Text section.
===============
Figure 1: Watch this video about getting started with ggplot2 (It is 7 min and 17 sec long), from STAT 545.

As described in the video above ggplot is built on a framework for building plots called the grammar of graphics. A major idea here is that plots are made up of data that we map onto aesthetic attributes.

Lets unpack this sentence, because there’s a lot there. Say we wanted to make a very simple plot e.g. observations for categorical data, or a simple histogram for a single continuous variable. Here we are mapping this variable onto a single aesthetic attribute – the x-axis.

There’s way more nuance / awesomeness / power / ideas behind ggplot2 which we will reveal just in time over the term, but here we get going with the essential concepts. If you want to learn more about ggplot in one place, check out the ggplot2 book (Wickham 2016) and/or the socviz book (Healy 2018).

Mapping aesthetics to variables

So first we need to think of the variables we hope to map onto an aesthetic. We will first explore this idea by building a scatterplot.

Scatterplots

Two of the most familiar and commonly used aesthetics are x and y. When we have two continuous variables we usually map the explanatory variable onto the x axis and the response variable onto the y. We then tell ggplot that we want to display the data as points with geom_point().

Before doing this in ggplot, let us revisit the plots we can make in GWalkR. Figure 2 shows a GWalkR plot with body mass on the x and flipper length on the y, with data as points (“scatter” from the pull down menu).
===============
Source material.
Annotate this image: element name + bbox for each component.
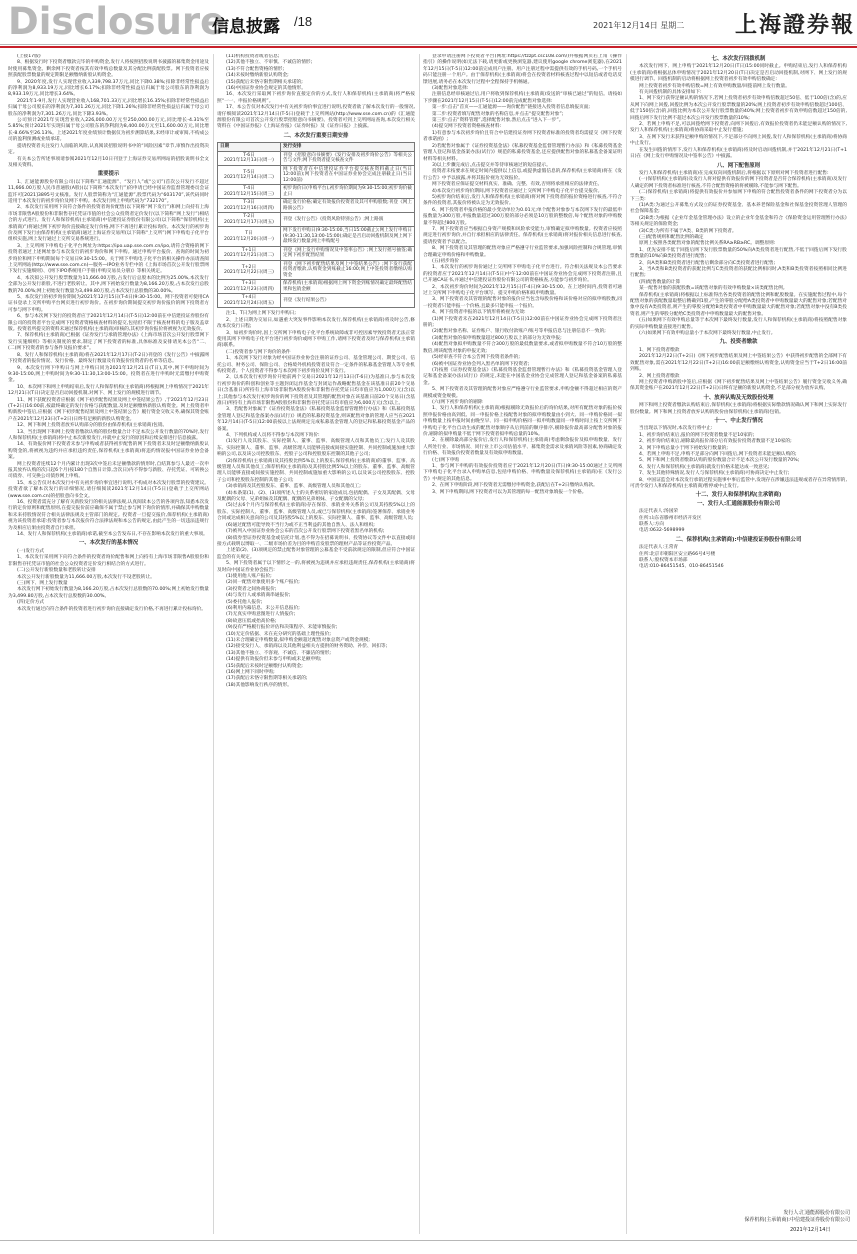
===============
Stated problem. According to the ggplot2 text, why does a simple histogram of one continuous variable involve only a single aesthetic attribute? Answer in one to three sentences.

Solution to this problem. In a simple histogram, the single continuous variable is mapped onto only one aesthetic attribute, the x-axis. That follows from the grammar-of-graphics idea that plots are made of data mapped onto aesthetic attributes.